**TASK STATEMENT**
Repeat the whole listing exactly as written.

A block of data

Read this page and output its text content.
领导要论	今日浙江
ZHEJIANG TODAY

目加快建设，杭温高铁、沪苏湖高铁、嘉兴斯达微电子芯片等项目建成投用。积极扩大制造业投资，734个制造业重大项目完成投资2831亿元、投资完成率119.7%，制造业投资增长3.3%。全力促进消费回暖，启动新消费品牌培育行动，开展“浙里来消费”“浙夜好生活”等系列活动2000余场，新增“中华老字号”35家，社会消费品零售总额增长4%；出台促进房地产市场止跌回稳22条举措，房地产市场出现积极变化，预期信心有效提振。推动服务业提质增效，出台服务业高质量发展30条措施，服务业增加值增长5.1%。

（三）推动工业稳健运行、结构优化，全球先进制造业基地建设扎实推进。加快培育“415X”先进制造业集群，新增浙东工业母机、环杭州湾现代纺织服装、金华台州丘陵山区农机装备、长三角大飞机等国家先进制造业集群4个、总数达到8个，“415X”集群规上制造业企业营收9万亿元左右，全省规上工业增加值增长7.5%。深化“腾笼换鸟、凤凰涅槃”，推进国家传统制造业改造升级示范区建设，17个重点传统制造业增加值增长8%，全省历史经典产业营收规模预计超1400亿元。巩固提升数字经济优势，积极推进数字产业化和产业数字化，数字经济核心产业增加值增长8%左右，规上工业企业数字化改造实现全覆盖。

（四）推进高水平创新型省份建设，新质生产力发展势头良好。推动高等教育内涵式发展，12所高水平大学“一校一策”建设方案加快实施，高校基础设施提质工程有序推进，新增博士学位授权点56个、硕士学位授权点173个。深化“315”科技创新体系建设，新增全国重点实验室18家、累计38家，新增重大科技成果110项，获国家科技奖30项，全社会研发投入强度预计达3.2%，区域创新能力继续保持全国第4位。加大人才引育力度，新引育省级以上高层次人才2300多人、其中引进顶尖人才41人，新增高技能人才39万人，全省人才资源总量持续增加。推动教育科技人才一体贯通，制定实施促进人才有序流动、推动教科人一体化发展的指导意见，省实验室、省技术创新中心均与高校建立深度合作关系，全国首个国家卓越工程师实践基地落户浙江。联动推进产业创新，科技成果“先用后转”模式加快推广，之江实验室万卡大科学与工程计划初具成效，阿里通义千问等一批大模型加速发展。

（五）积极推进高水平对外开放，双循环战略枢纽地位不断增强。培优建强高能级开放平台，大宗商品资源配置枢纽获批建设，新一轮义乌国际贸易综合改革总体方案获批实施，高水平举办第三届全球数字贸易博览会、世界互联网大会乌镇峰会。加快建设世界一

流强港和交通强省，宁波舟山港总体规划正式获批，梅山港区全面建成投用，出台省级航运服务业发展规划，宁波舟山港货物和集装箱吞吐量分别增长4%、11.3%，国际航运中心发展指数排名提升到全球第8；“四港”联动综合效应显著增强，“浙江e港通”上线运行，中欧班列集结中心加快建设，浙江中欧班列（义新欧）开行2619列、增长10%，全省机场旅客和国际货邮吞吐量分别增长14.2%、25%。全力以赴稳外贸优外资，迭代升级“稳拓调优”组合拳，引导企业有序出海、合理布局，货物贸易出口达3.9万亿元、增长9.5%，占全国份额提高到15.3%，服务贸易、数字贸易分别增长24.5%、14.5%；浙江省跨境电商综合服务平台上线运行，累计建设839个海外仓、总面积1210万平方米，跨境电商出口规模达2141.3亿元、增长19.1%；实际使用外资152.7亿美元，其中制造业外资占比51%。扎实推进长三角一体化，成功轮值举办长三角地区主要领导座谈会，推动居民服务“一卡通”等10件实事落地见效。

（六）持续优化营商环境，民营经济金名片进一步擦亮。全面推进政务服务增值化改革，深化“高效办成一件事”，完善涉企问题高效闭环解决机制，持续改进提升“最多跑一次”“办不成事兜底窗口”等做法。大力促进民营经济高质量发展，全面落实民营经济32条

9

**RESPONSE TO THIS TASK**
Read this page and output its text content.
领导要论	今日浙江
ZHEJIANG TODAY

目加快建设，杭温高铁、沪苏湖高铁、嘉兴斯达微电子芯片等项目建成投用。积极扩大制造业投资，734个制造业重大项目完成投资2831亿元、投资完成率119.7%，制造业投资增长3.3%。全力促进消费回暖，启动新消费品牌培育行动，开展“浙里来消费”“浙夜好生活”等系列活动2000余场，新增“中华老字号”35家，社会消费品零售总额增长4%；出台促进房地产市场止跌回稳22条举措，房地产市场出现积极变化，预期信心有效提振。推动服务业提质增效，出台服务业高质量发展30条措施，服务业增加值增长5.1%。

（三）推动工业稳健运行、结构优化，全球先进制造业基地建设扎实推进。加快培育“415X”先进制造业集群，新增浙东工业母机、环杭州湾现代纺织服装、金华台州丘陵山区农机装备、长三角大飞机等国家先进制造业集群4个、总数达到8个，“415X”集群规上制造业企业营收9万亿元左右，全省规上工业增加值增长7.5%。深化“腾笼换鸟、凤凰涅槃”，推进国家传统制造业改造升级示范区建设，17个重点传统制造业增加值增长8%，全省历史经典产业营收规模预计超1400亿元。巩固提升数字经济优势，积极推进数字产业化和产业数字化，数字经济核心产业增加值增长8%左右，规上工业企业数字化改造实现全覆盖。

（四）推进高水平创新型省份建设，新质生产力发展势头良好。推动高等教育内涵式发展，12所高水平大学“一校一策”建设方案加快实施，高校基础设施提质工程有序推进，新增博士学位授权点56个、硕士学位授权点173个。深化“315”科技创新体系建设，新增全国重点实验室18家、累计38家，新增重大科技成果110项，获国家科技奖30项，全社会研发投入强度预计达3.2%，区域创新能力继续保持全国第4位。加大人才引育力度，新引育省级以上高层次人才2300多人、其中引进顶尖人才41人，新增高技能人才39万人，全省人才资源总量持续增加。推动教育科技人才一体贯通，制定实施促进人才有序流动、推动教科人一体化发展的指导意见，省实验室、省技术创新中心均与高校建立深度合作关系，全国首个国家卓越工程师实践基地落户浙江。联动推进产业创新，科技成果“先用后转”模式加快推广，之江实验室万卡大科学与工程计划初具成效，阿里通义千问等一批大模型加速发展。

（五）积极推进高水平对外开放，双循环战略枢纽地位不断增强。培优建强高能级开放平台，大宗商品资源配置枢纽获批建设，新一轮义乌国际贸易综合改革总体方案获批实施，高水平举办第三届全球数字贸易博览会、世界互联网大会乌镇峰会。加快建设世界一

流强港和交通强省，宁波舟山港总体规划正式获批，梅山港区全面建成投用，出台省级航运服务业发展规划，宁波舟山港货物和集装箱吞吐量分别增长4%、11.3%，国际航运中心发展指数排名提升到全球第8；“四港”联动综合效应显著增强，“浙江e港通”上线运行，中欧班列集结中心加快建设，浙江中欧班列（义新欧）开行2619列、增长10%，全省机场旅客和国际货邮吞吐量分别增长14.2%、25%。全力以赴稳外贸优外资，迭代升级“稳拓调优”组合拳，引导企业有序出海、合理布局，货物贸易出口达3.9万亿元、增长9.5%，占全国份额提高到15.3%，服务贸易、数字贸易分别增长24.5%、14.5%；浙江省跨境电商综合服务平台上线运行，累计建设839个海外仓、总面积1210万平方米，跨境电商出口规模达2141.3亿元、增长19.1%；实际使用外资152.7亿美元，其中制造业外资占比51%。扎实推进长三角一体化，成功轮值举办长三角地区主要领导座谈会，推动居民服务“一卡通”等10件实事落地见效。

（六）持续优化营商环境，民营经济金名片进一步擦亮。全面推进政务服务增值化改革，深化“高效办成一件事”，完善涉企问题高效闭环解决机制，持续改进提升“最多跑一次”“办不成事兜底窗口”等做法。大力促进民营经济高质量发展，全面落实民营经济32条

9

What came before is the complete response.